* [Given exercise]: Output each line of the material exactly as it stands.

* [Source material]:
━━━━━━━━━━━━━━━━━━━━

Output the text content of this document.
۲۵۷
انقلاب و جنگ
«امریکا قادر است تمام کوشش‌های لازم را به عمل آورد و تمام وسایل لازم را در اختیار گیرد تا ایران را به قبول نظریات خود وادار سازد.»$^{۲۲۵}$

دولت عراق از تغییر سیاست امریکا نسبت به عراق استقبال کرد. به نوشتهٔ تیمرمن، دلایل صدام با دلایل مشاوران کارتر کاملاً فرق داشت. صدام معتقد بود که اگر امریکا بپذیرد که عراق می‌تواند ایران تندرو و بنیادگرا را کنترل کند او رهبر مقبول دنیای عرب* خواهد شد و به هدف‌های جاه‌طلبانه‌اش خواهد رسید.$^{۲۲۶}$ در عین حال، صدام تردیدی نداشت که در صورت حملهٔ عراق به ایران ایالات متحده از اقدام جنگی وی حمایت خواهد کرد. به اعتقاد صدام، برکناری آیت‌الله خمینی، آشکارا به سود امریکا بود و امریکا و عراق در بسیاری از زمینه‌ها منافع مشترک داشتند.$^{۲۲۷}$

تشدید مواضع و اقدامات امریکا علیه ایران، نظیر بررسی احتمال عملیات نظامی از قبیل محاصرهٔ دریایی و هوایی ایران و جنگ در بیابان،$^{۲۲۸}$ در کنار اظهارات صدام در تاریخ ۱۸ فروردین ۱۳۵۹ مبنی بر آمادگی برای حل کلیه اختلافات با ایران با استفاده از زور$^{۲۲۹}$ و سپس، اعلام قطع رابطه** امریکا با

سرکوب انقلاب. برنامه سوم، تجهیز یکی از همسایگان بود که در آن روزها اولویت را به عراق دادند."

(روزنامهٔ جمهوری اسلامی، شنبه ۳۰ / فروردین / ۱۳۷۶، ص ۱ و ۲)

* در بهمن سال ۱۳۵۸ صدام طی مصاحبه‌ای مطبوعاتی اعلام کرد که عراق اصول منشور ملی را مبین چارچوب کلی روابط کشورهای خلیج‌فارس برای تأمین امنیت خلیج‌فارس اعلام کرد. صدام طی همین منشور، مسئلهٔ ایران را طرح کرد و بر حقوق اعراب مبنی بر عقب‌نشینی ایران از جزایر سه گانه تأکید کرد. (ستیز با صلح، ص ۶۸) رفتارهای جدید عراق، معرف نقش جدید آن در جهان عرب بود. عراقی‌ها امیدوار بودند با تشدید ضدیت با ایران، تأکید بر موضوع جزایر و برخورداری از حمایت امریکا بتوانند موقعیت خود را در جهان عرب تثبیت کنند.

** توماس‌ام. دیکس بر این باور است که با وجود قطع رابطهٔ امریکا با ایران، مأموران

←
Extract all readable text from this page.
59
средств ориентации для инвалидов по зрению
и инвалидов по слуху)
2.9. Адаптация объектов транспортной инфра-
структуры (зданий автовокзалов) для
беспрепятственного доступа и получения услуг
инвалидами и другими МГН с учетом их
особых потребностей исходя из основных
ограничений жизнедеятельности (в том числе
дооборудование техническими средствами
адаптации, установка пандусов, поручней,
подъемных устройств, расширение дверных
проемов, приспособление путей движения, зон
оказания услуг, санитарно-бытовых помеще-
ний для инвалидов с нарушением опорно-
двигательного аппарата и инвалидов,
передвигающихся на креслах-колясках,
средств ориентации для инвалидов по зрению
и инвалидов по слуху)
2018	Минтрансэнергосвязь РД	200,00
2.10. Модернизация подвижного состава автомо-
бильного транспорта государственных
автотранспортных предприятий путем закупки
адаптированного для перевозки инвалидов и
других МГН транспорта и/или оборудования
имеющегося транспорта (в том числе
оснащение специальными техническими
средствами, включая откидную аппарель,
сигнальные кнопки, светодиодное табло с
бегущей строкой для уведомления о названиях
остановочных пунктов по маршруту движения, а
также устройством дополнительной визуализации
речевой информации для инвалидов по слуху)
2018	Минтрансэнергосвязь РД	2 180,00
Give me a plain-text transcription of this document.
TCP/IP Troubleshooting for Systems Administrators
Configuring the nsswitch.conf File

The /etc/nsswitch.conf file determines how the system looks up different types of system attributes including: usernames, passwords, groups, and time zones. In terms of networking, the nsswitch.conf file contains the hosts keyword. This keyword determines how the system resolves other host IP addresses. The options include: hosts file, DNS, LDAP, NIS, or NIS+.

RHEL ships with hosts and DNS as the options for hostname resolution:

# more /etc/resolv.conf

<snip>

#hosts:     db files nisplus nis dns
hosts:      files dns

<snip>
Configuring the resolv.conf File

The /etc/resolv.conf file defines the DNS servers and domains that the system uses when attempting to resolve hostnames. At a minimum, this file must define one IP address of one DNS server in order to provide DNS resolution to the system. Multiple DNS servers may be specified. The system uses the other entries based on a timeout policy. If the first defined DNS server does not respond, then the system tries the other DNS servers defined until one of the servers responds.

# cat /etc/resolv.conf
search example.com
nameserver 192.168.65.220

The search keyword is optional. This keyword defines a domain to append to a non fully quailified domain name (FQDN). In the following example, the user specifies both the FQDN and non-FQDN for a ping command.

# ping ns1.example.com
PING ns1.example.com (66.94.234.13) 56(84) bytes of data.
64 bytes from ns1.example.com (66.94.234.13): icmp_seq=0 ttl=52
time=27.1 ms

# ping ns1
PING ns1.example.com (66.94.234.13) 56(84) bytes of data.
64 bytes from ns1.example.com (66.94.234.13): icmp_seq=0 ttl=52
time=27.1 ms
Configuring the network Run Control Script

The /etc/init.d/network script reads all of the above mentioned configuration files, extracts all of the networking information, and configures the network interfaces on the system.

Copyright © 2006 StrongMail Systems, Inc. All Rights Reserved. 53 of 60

━━━━━━━━━━━━━━━━━━━━

* [Solution to the problem]:
Output the text content of this document.
۲۵۷
انقلاب و جنگ
«امریکا قادر است تمام کوشش‌های لازم را به عمل آورد و تمام وسایل لازم را در اختیار گیرد تا ایران را به قبول نظریات خود وادار سازد.»$^{۲۲۵}$

دولت عراق از تغییر سیاست امریکا نسبت به عراق استقبال کرد. به نوشتهٔ تیمرمن، دلایل صدام با دلایل مشاوران کارتر کاملاً فرق داشت. صدام معتقد بود که اگر امریکا بپذیرد که عراق می‌تواند ایران تندرو و بنیادگرا را کنترل کند او رهبر مقبول دنیای عرب* خواهد شد و به هدف‌های جاه‌طلبانه‌اش خواهد رسید.$^{۲۲۶}$ در عین حال، صدام تردیدی نداشت که در صورت حملهٔ عراق به ایران ایالات متحده از اقدام جنگی وی حمایت خواهد کرد. به اعتقاد صدام، برکناری آیت‌الله خمینی، آشکارا به سود امریکا بود و امریکا و عراق در بسیاری از زمینه‌ها منافع مشترک داشتند.$^{۲۲۷}$

تشدید مواضع و اقدامات امریکا علیه ایران، نظیر بررسی احتمال عملیات نظامی از قبیل محاصرهٔ دریایی و هوایی ایران و جنگ در بیابان،$^{۲۲۸}$ در کنار اظهارات صدام در تاریخ ۱۸ فروردین ۱۳۵۹ مبنی بر آمادگی برای حل کلیه اختلافات با ایران با استفاده از زور$^{۲۲۹}$ و سپس، اعلام قطع رابطه** امریکا با

سرکوب انقلاب. برنامه سوم، تجهیز یکی از همسایگان بود که در آن روزها اولویت را به عراق دادند."

(روزنامهٔ جمهوری اسلامی، شنبه ۳۰ / فروردین / ۱۳۷۶، ص ۱ و ۲)

* در بهمن سال ۱۳۵۸ صدام طی مصاحبه‌ای مطبوعاتی اعلام کرد که عراق اصول منشور ملی را مبین چارچوب کلی روابط کشورهای خلیج‌فارس برای تأمین امنیت خلیج‌فارس اعلام کرد. صدام طی همین منشور، مسئلهٔ ایران را طرح کرد و بر حقوق اعراب مبنی بر عقب‌نشینی ایران از جزایر سه گانه تأکید کرد. (ستیز با صلح، ص ۶۸) رفتارهای جدید عراق، معرف نقش جدید آن در جهان عرب بود. عراقی‌ها امیدوار بودند با تشدید ضدیت با ایران، تأکید بر موضوع جزایر و برخورداری از حمایت امریکا بتوانند موقعیت خود را در جهان عرب تثبیت کنند.

** توماس‌ام. دیکس بر این باور است که با وجود قطع رابطهٔ امریکا با ایران، مأموران

←
Extract all readable text from this page.
59
средств ориентации для инвалидов по зрению
и инвалидов по слуху)
2.9. Адаптация объектов транспортной инфра-
структуры (зданий автовокзалов) для
беспрепятственного доступа и получения услуг
инвалидами и другими МГН с учетом их
особых потребностей исходя из основных
ограничений жизнедеятельности (в том числе
дооборудование техническими средствами
адаптации, установка пандусов, поручней,
подъемных устройств, расширение дверных
проемов, приспособление путей движения, зон
оказания услуг, санитарно-бытовых помеще-
ний для инвалидов с нарушением опорно-
двигательного аппарата и инвалидов,
передвигающихся на креслах-колясках,
средств ориентации для инвалидов по зрению
и инвалидов по слуху)
2018	Минтрансэнергосвязь РД	200,00
2.10. Модернизация подвижного состава автомо-
бильного транспорта государственных
автотранспортных предприятий путем закупки
адаптированного для перевозки инвалидов и
других МГН транспорта и/или оборудования
имеющегося транспорта (в том числе
оснащение специальными техническими
средствами, включая откидную аппарель,
сигнальные кнопки, светодиодное табло с
бегущей строкой для уведомления о названиях
остановочных пунктов по маршруту движения, а
также устройством дополнительной визуализации
речевой информации для инвалидов по слуху)
2018	Минтрансэнергосвязь РД	2 180,00
Give me a plain-text transcription of this document.
TCP/IP Troubleshooting for Systems Administrators
Configuring the nsswitch.conf File

The /etc/nsswitch.conf file determines how the system looks up different types of system attributes including: usernames, passwords, groups, and time zones. In terms of networking, the nsswitch.conf file contains the hosts keyword. This keyword determines how the system resolves other host IP addresses. The options include: hosts file, DNS, LDAP, NIS, or NIS+.

RHEL ships with hosts and DNS as the options for hostname resolution:

# more /etc/resolv.conf

<snip>

#hosts:     db files nisplus nis dns
hosts:      files dns

<snip>
Configuring the resolv.conf File

The /etc/resolv.conf file defines the DNS servers and domains that the system uses when attempting to resolve hostnames. At a minimum, this file must define one IP address of one DNS server in order to provide DNS resolution to the system. Multiple DNS servers may be specified. The system uses the other entries based on a timeout policy. If the first defined DNS server does not respond, then the system tries the other DNS servers defined until one of the servers responds.

# cat /etc/resolv.conf
search example.com
nameserver 192.168.65.220

The search keyword is optional. This keyword defines a domain to append to a non fully quailified domain name (FQDN). In the following example, the user specifies both the FQDN and non-FQDN for a ping command.

# ping ns1.example.com
PING ns1.example.com (66.94.234.13) 56(84) bytes of data.
64 bytes from ns1.example.com (66.94.234.13): icmp_seq=0 ttl=52
time=27.1 ms

# ping ns1
PING ns1.example.com (66.94.234.13) 56(84) bytes of data.
64 bytes from ns1.example.com (66.94.234.13): icmp_seq=0 ttl=52
time=27.1 ms
Configuring the network Run Control Script

The /etc/init.d/network script reads all of the above mentioned configuration files, extracts all of the networking information, and configures the network interfaces on the system.

Copyright © 2006 StrongMail Systems, Inc. All Rights Reserved. 53 of 60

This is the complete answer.